------ RECORD EXCERPTS

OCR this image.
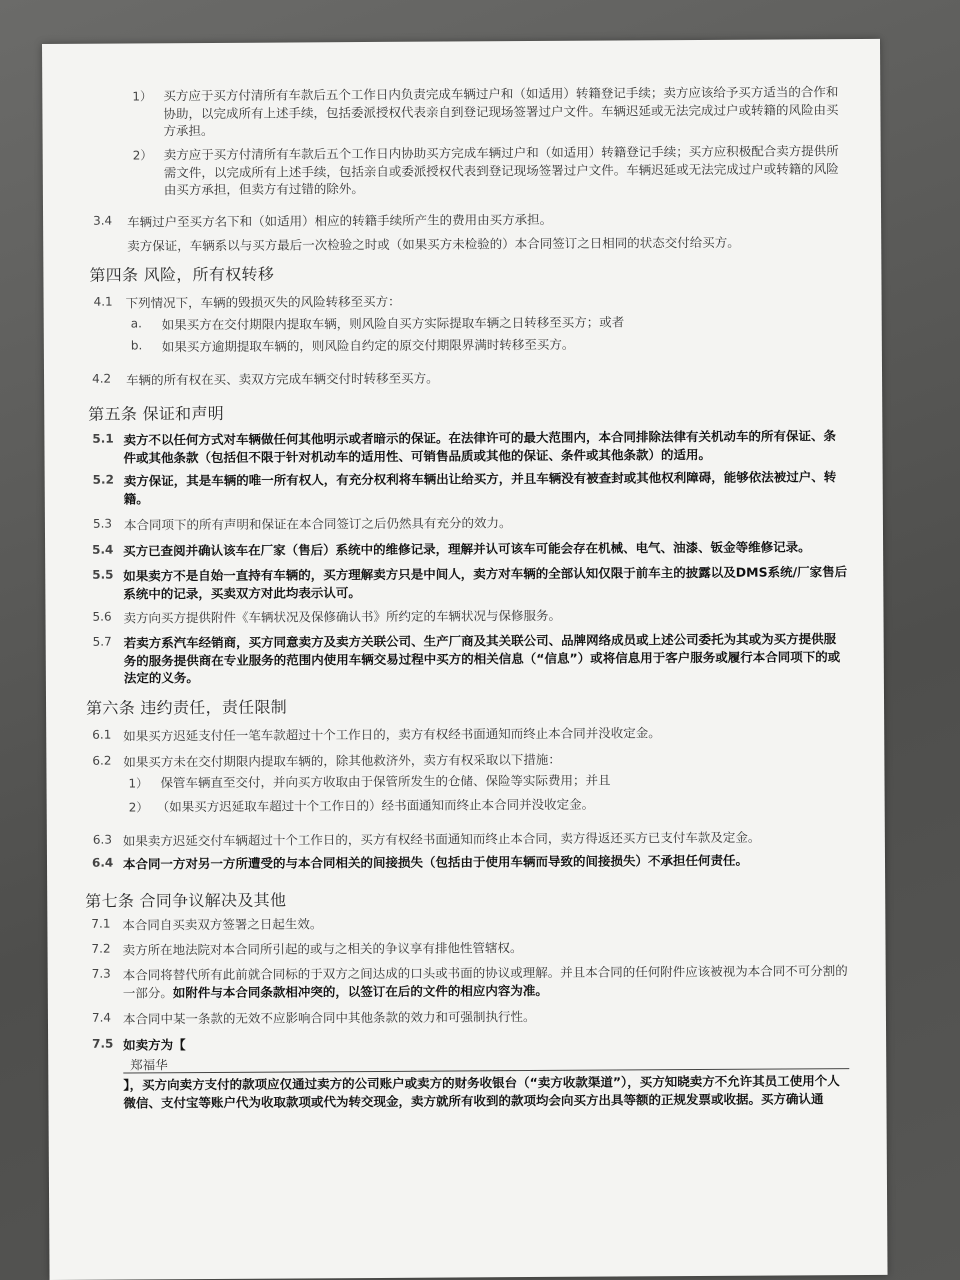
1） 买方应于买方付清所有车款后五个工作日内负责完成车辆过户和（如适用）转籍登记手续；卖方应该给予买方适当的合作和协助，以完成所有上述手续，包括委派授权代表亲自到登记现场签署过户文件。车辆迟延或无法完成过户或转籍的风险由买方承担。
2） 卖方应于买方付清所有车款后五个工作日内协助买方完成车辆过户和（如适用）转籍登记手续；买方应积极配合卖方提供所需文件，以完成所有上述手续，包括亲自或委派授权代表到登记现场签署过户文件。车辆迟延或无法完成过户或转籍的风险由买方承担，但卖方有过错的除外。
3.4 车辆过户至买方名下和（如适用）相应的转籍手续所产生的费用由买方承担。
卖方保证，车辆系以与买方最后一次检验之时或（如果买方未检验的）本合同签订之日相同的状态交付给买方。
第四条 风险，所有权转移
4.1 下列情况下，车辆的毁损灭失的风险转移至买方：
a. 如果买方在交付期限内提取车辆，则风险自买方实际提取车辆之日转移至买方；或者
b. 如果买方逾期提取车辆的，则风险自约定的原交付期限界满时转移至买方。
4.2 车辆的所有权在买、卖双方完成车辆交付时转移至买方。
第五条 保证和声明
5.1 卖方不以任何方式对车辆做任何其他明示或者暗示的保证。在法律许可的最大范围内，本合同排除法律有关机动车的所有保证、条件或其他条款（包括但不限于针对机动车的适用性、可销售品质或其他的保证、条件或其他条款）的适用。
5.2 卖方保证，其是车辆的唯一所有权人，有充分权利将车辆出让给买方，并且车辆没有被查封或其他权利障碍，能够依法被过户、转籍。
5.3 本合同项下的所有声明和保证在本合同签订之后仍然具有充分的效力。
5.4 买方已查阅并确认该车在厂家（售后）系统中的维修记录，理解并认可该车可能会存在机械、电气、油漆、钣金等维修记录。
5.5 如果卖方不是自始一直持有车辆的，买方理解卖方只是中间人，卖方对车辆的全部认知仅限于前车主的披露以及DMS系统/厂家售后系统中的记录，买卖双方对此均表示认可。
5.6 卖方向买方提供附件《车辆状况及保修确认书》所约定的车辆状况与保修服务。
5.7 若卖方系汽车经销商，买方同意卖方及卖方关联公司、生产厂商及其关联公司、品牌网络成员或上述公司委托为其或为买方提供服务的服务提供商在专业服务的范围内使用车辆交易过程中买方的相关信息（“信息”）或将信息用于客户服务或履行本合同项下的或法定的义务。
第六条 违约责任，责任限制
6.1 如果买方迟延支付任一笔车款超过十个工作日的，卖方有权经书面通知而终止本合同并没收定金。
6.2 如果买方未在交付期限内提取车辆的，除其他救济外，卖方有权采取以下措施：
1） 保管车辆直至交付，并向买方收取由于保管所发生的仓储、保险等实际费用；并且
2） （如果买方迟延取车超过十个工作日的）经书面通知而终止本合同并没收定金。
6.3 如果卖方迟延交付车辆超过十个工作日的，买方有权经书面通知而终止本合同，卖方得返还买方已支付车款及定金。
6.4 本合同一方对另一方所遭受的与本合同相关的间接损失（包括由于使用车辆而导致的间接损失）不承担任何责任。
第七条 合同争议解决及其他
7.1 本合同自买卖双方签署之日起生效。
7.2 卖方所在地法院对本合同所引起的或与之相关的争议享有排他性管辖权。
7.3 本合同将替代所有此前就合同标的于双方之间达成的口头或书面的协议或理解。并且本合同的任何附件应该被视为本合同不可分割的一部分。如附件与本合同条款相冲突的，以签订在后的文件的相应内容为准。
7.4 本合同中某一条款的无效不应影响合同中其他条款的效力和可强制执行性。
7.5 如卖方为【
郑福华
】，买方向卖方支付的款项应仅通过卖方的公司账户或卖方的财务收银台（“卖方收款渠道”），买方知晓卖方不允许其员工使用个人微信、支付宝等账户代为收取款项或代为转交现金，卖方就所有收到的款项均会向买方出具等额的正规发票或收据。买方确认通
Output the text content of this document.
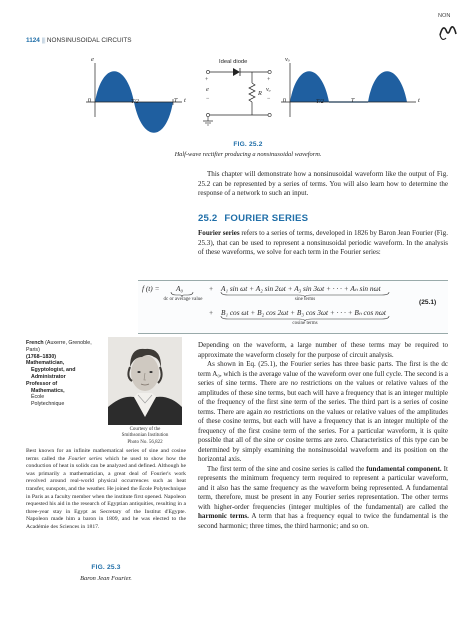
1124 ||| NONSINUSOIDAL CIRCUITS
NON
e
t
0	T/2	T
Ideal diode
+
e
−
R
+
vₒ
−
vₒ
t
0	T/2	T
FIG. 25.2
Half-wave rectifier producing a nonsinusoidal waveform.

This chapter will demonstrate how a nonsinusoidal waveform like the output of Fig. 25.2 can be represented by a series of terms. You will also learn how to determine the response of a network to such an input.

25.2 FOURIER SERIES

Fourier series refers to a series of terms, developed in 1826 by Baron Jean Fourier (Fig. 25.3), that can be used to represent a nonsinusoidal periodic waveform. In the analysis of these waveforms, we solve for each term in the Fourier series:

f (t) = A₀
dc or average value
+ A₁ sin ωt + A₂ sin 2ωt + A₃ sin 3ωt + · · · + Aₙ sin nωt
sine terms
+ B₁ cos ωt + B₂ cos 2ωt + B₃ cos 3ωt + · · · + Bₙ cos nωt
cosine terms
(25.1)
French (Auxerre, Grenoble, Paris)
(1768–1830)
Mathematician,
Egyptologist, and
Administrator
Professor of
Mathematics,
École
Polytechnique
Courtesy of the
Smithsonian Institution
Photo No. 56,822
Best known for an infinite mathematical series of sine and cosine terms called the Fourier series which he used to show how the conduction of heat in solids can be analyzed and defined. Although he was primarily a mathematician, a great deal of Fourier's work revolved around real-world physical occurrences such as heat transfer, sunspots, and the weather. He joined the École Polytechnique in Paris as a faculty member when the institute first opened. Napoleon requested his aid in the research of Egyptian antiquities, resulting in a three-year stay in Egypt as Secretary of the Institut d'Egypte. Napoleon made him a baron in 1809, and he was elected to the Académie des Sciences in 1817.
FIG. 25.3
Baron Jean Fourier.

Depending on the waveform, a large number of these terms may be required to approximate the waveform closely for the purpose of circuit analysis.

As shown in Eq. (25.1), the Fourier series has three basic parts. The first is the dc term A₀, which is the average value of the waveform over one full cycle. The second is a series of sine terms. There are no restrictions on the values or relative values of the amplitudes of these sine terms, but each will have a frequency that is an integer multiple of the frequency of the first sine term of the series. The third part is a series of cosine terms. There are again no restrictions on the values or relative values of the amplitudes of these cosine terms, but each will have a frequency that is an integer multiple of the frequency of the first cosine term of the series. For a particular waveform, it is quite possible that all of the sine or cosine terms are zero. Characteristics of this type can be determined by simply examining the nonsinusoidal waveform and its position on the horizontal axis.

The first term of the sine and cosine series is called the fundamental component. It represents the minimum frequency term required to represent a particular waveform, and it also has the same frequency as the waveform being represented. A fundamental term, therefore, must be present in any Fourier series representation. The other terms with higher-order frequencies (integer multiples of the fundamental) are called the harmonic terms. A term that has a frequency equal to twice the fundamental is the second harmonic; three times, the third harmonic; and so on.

------------

### WHAT YOU NEED TO DO
Copy out all the data exactly; skip the pictures.

### ANSWER
OCR this image.
1） 买方应于买方付清所有车款后五个工作日内负责完成车辆过户和（如适用）转籍登记手续；卖方应该给予买方适当的合作和协助，以完成所有上述手续，包括委派授权代表亲自到登记现场签署过户文件。车辆迟延或无法完成过户或转籍的风险由买方承担。
2） 卖方应于买方付清所有车款后五个工作日内协助买方完成车辆过户和（如适用）转籍登记手续；买方应积极配合卖方提供所需文件，以完成所有上述手续，包括亲自或委派授权代表到登记现场签署过户文件。车辆迟延或无法完成过户或转籍的风险由买方承担，但卖方有过错的除外。
3.4 车辆过户至买方名下和（如适用）相应的转籍手续所产生的费用由买方承担。
卖方保证，车辆系以与买方最后一次检验之时或（如果买方未检验的）本合同签订之日相同的状态交付给买方。
第四条 风险，所有权转移
4.1 下列情况下，车辆的毁损灭失的风险转移至买方：
a. 如果买方在交付期限内提取车辆，则风险自买方实际提取车辆之日转移至买方；或者
b. 如果买方逾期提取车辆的，则风险自约定的原交付期限界满时转移至买方。
4.2 车辆的所有权在买、卖双方完成车辆交付时转移至买方。
第五条 保证和声明
5.1 卖方不以任何方式对车辆做任何其他明示或者暗示的保证。在法律许可的最大范围内，本合同排除法律有关机动车的所有保证、条件或其他条款（包括但不限于针对机动车的适用性、可销售品质或其他的保证、条件或其他条款）的适用。
5.2 卖方保证，其是车辆的唯一所有权人，有充分权利将车辆出让给买方，并且车辆没有被查封或其他权利障碍，能够依法被过户、转籍。
5.3 本合同项下的所有声明和保证在本合同签订之后仍然具有充分的效力。
5.4 买方已查阅并确认该车在厂家（售后）系统中的维修记录，理解并认可该车可能会存在机械、电气、油漆、钣金等维修记录。
5.5 如果卖方不是自始一直持有车辆的，买方理解卖方只是中间人，卖方对车辆的全部认知仅限于前车主的披露以及DMS系统/厂家售后系统中的记录，买卖双方对此均表示认可。
5.6 卖方向买方提供附件《车辆状况及保修确认书》所约定的车辆状况与保修服务。
5.7 若卖方系汽车经销商，买方同意卖方及卖方关联公司、生产厂商及其关联公司、品牌网络成员或上述公司委托为其或为买方提供服务的服务提供商在专业服务的范围内使用车辆交易过程中买方的相关信息（“信息”）或将信息用于客户服务或履行本合同项下的或法定的义务。
第六条 违约责任，责任限制
6.1 如果买方迟延支付任一笔车款超过十个工作日的，卖方有权经书面通知而终止本合同并没收定金。
6.2 如果买方未在交付期限内提取车辆的，除其他救济外，卖方有权采取以下措施：
1） 保管车辆直至交付，并向买方收取由于保管所发生的仓储、保险等实际费用；并且
2） （如果买方迟延取车超过十个工作日的）经书面通知而终止本合同并没收定金。
6.3 如果卖方迟延交付车辆超过十个工作日的，买方有权经书面通知而终止本合同，卖方得返还买方已支付车款及定金。
6.4 本合同一方对另一方所遭受的与本合同相关的间接损失（包括由于使用车辆而导致的间接损失）不承担任何责任。
第七条 合同争议解决及其他
7.1 本合同自买卖双方签署之日起生效。
7.2 卖方所在地法院对本合同所引起的或与之相关的争议享有排他性管辖权。
7.3 本合同将替代所有此前就合同标的于双方之间达成的口头或书面的协议或理解。并且本合同的任何附件应该被视为本合同不可分割的一部分。如附件与本合同条款相冲突的，以签订在后的文件的相应内容为准。
7.4 本合同中某一条款的无效不应影响合同中其他条款的效力和可强制执行性。
7.5 如卖方为【
郑福华
】，买方向卖方支付的款项应仅通过卖方的公司账户或卖方的财务收银台（“卖方收款渠道”），买方知晓卖方不允许其员工使用个人微信、支付宝等账户代为收取款项或代为转交现金，卖方就所有收到的款项均会向买方出具等额的正规发票或收据。买方确认通
Output the text content of this document.
1124 ||| NONSINUSOIDAL CIRCUITS
NON
e
t
0	T/2	T
Ideal diode
+
e
−
R
+
vₒ
−
vₒ
t
0	T/2	T
FIG. 25.2
Half-wave rectifier producing a nonsinusoidal waveform.

This chapter will demonstrate how a nonsinusoidal waveform like the output of Fig. 25.2 can be represented by a series of terms. You will also learn how to determine the response of a network to such an input.

25.2 FOURIER SERIES

Fourier series refers to a series of terms, developed in 1826 by Baron Jean Fourier (Fig. 25.3), that can be used to represent a nonsinusoidal periodic waveform. In the analysis of these waveforms, we solve for each term in the Fourier series:

f (t) = A₀
dc or average value
+ A₁ sin ωt + A₂ sin 2ωt + A₃ sin 3ωt + · · · + Aₙ sin nωt
sine terms
+ B₁ cos ωt + B₂ cos 2ωt + B₃ cos 3ωt + · · · + Bₙ cos nωt
cosine terms
(25.1)
French (Auxerre, Grenoble, Paris)
(1768–1830)
Mathematician,
Egyptologist, and
Administrator
Professor of
Mathematics,
École
Polytechnique
Courtesy of the
Smithsonian Institution
Photo No. 56,822
Best known for an infinite mathematical series of sine and cosine terms called the Fourier series which he used to show how the conduction of heat in solids can be analyzed and defined. Although he was primarily a mathematician, a great deal of Fourier's work revolved around real-world physical occurrences such as heat transfer, sunspots, and the weather. He joined the École Polytechnique in Paris as a faculty member when the institute first opened. Napoleon requested his aid in the research of Egyptian antiquities, resulting in a three-year stay in Egypt as Secretary of the Institut d'Egypte. Napoleon made him a baron in 1809, and he was elected to the Académie des Sciences in 1817.
FIG. 25.3
Baron Jean Fourier.

Depending on the waveform, a large number of these terms may be required to approximate the waveform closely for the purpose of circuit analysis.

As shown in Eq. (25.1), the Fourier series has three basic parts. The first is the dc term A₀, which is the average value of the waveform over one full cycle. The second is a series of sine terms. There are no restrictions on the values or relative values of the amplitudes of these sine terms, but each will have a frequency that is an integer multiple of the frequency of the first sine term of the series. The third part is a series of cosine terms. There are again no restrictions on the values or relative values of the amplitudes of these cosine terms, but each will have a frequency that is an integer multiple of the frequency of the first cosine term of the series. For a particular waveform, it is quite possible that all of the sine or cosine terms are zero. Characteristics of this type can be determined by simply examining the nonsinusoidal waveform and its position on the horizontal axis.

The first term of the sine and cosine series is called the fundamental component. It represents the minimum frequency term required to represent a particular waveform, and it also has the same frequency as the waveform being represented. A fundamental term, therefore, must be present in any Fourier series representation. The other terms with higher-order frequencies (integer multiples of the fundamental) are called the harmonic terms. A term that has a frequency equal to twice the fundamental is the second harmonic; three times, the third harmonic; and so on.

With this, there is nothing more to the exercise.